>> START Exercise materials

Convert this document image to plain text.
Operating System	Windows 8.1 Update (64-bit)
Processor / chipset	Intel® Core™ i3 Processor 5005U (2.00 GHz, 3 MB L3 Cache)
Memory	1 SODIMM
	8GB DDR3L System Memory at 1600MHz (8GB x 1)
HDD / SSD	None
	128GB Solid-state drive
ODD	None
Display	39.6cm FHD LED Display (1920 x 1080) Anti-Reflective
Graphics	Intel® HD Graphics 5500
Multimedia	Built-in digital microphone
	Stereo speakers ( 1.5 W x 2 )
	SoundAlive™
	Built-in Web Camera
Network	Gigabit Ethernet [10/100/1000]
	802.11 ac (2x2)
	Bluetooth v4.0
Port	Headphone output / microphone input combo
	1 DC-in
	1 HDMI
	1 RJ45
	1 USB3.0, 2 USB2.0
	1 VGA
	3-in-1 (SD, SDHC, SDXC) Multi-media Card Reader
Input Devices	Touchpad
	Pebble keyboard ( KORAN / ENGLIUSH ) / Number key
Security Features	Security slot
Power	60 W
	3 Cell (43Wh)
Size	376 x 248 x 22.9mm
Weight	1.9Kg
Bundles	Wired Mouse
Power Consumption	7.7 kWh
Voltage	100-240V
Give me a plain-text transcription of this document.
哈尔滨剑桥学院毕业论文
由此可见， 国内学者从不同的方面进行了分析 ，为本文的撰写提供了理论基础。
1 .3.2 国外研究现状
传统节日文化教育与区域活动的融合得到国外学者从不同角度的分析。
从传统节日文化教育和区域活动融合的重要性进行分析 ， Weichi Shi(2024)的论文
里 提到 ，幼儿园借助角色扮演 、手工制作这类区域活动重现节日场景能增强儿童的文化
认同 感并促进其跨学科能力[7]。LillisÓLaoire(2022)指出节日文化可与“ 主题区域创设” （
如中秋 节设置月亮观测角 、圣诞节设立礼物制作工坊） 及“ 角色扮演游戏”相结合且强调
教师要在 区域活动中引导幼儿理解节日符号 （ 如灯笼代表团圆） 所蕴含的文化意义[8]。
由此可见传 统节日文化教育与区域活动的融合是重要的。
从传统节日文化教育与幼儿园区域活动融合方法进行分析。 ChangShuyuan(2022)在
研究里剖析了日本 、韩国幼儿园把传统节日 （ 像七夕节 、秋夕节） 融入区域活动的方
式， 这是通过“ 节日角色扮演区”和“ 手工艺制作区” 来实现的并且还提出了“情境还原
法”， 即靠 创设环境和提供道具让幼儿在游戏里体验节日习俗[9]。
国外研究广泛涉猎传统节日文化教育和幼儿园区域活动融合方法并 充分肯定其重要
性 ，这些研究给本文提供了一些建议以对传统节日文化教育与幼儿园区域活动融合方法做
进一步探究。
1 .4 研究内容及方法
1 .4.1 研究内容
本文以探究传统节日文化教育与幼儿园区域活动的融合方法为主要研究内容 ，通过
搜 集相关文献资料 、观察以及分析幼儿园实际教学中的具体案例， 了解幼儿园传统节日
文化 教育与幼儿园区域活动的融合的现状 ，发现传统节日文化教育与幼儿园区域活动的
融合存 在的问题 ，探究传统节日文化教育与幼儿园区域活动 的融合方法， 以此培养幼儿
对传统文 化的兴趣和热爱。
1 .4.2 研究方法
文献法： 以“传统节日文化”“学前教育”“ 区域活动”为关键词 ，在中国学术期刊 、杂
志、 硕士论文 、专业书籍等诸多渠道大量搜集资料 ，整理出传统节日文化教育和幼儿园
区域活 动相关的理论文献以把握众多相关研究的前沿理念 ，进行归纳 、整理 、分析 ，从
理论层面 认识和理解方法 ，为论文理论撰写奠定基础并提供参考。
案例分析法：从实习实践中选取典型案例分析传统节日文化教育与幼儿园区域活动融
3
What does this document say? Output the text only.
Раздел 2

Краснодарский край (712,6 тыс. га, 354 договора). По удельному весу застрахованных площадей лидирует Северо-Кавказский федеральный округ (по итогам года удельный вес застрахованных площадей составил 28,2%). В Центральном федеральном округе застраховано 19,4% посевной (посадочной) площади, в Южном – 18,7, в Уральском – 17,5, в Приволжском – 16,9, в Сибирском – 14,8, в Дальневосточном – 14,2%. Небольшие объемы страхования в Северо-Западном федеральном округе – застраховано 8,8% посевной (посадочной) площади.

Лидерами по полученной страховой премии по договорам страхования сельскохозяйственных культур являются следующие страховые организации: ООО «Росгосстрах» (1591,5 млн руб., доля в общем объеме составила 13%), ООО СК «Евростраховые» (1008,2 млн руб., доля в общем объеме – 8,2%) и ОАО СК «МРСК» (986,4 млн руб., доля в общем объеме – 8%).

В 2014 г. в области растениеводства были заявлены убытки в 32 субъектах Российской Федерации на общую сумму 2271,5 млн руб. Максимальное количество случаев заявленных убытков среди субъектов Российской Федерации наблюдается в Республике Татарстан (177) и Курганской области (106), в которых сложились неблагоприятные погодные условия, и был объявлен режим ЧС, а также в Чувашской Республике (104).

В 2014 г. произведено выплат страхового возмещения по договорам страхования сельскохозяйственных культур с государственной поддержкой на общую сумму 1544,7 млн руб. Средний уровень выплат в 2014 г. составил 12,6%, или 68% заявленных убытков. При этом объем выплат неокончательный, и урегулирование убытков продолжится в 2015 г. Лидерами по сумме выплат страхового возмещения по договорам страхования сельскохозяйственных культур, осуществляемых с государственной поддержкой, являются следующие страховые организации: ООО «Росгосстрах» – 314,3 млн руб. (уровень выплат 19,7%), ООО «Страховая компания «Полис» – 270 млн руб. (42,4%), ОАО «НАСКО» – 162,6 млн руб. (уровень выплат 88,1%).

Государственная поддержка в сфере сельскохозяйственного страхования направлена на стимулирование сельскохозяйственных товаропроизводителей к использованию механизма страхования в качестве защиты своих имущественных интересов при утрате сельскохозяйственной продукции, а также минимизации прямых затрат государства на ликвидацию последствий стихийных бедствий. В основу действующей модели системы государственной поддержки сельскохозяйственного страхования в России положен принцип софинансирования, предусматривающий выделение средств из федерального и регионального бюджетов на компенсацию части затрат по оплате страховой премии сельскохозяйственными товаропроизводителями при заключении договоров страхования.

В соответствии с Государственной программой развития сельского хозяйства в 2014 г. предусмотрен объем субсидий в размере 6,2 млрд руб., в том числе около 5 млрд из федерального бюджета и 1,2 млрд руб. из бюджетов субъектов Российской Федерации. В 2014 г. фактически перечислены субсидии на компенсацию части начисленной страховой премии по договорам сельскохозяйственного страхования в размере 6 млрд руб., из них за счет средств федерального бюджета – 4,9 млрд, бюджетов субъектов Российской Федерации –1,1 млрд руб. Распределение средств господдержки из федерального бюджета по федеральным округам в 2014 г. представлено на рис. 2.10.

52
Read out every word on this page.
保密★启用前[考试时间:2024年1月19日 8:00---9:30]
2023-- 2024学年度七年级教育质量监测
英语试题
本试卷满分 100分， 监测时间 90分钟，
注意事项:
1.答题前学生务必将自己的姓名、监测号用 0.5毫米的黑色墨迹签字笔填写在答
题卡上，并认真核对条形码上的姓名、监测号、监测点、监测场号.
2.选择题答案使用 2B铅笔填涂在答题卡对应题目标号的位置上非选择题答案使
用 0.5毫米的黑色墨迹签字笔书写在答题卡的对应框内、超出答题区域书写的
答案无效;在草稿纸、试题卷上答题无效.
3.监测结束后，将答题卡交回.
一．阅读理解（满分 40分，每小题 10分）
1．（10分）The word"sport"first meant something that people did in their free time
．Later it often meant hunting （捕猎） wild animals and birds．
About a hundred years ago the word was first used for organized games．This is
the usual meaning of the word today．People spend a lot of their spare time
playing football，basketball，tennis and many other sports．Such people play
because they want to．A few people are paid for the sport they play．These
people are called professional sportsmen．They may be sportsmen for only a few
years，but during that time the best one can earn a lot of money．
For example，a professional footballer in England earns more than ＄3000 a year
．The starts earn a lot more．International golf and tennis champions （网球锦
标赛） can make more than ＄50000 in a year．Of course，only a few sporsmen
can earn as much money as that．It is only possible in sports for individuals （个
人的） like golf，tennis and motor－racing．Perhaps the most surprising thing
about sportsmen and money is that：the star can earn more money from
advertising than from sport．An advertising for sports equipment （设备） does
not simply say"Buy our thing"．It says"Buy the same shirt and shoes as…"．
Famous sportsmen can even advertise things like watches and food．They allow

>> END Exercise materials

Filter for "text". Return all lines that hold it.

Convert this document image to plain text.
Give me a plain-text transcription of this document.
What does this document say? Output the text only.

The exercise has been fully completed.